┏━━

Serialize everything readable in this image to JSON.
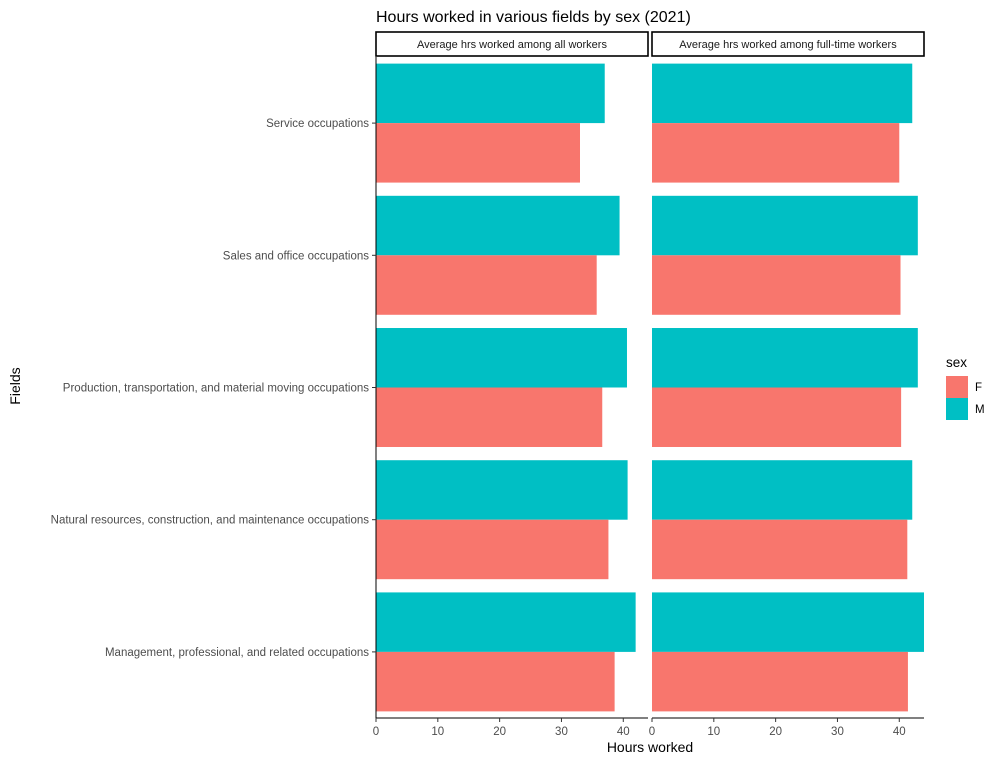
{
  "chart_data": {
    "type": "bar",
    "orientation": "horizontal",
    "title": "Hours worked in various fields by sex (2021)",
    "xlabel": "Hours worked",
    "ylabel": "Fields",
    "xlim": [
      0,
      44
    ],
    "xticks": [
      0,
      10,
      20,
      30,
      40
    ],
    "grid": false,
    "categories": [
      "Service occupations",
      "Sales and office occupations",
      "Production, transportation, and material moving occupations",
      "Natural resources, construction, and maintenance occupations",
      "Management, professional, and related occupations"
    ],
    "panels": [
      {
        "label": "Average hrs worked among all workers",
        "series": [
          {
            "name": "F",
            "values": [
              33.0,
              35.7,
              36.6,
              37.6,
              38.6
            ]
          },
          {
            "name": "M",
            "values": [
              37.0,
              39.4,
              40.6,
              40.7,
              42.0
            ]
          }
        ]
      },
      {
        "label": "Average hrs worked among full-time workers",
        "series": [
          {
            "name": "F",
            "values": [
              40.0,
              40.2,
              40.3,
              41.3,
              41.4
            ]
          },
          {
            "name": "M",
            "values": [
              42.1,
              43.0,
              43.0,
              42.1,
              44.0
            ]
          }
        ]
      }
    ],
    "legend": {
      "title": "sex",
      "position": "right",
      "entries": [
        {
          "label": "F",
          "color": "#F8766D"
        },
        {
          "label": "M",
          "color": "#00BFC4"
        }
      ]
    },
    "colors": {
      "F": "#F8766D",
      "M": "#00BFC4"
    }
  }
}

┗━━

The exercise
Apart from the pictures, the entries above are to be repeated in full and exactly.

Correct result
Serialize everything readable in this image to JSON.
{
  "chart_data": {
    "type": "bar",
    "orientation": "horizontal",
    "title": "Hours worked in various fields by sex (2021)",
    "xlabel": "Hours worked",
    "ylabel": "Fields",
    "xlim": [
      0,
      44
    ],
    "xticks": [
      0,
      10,
      20,
      30,
      40
    ],
    "grid": false,
    "categories": [
      "Service occupations",
      "Sales and office occupations",
      "Production, transportation, and material moving occupations",
      "Natural resources, construction, and maintenance occupations",
      "Management, professional, and related occupations"
    ],
    "panels": [
      {
        "label": "Average hrs worked among all workers",
        "series": [
          {
            "name": "F",
            "values": [
              33.0,
              35.7,
              36.6,
              37.6,
              38.6
            ]
          },
          {
            "name": "M",
            "values": [
              37.0,
              39.4,
              40.6,
              40.7,
              42.0
            ]
          }
        ]
      },
      {
        "label": "Average hrs worked among full-time workers",
        "series": [
          {
            "name": "F",
            "values": [
              40.0,
              40.2,
              40.3,
              41.3,
              41.4
            ]
          },
          {
            "name": "M",
            "values": [
              42.1,
              43.0,
              43.0,
              42.1,
              44.0
            ]
          }
        ]
      }
    ],
    "legend": {
      "title": "sex",
      "position": "right",
      "entries": [
        {
          "label": "F",
          "color": "#F8766D"
        },
        {
          "label": "M",
          "color": "#00BFC4"
        }
      ]
    },
    "colors": {
      "F": "#F8766D",
      "M": "#00BFC4"
    }
  }
}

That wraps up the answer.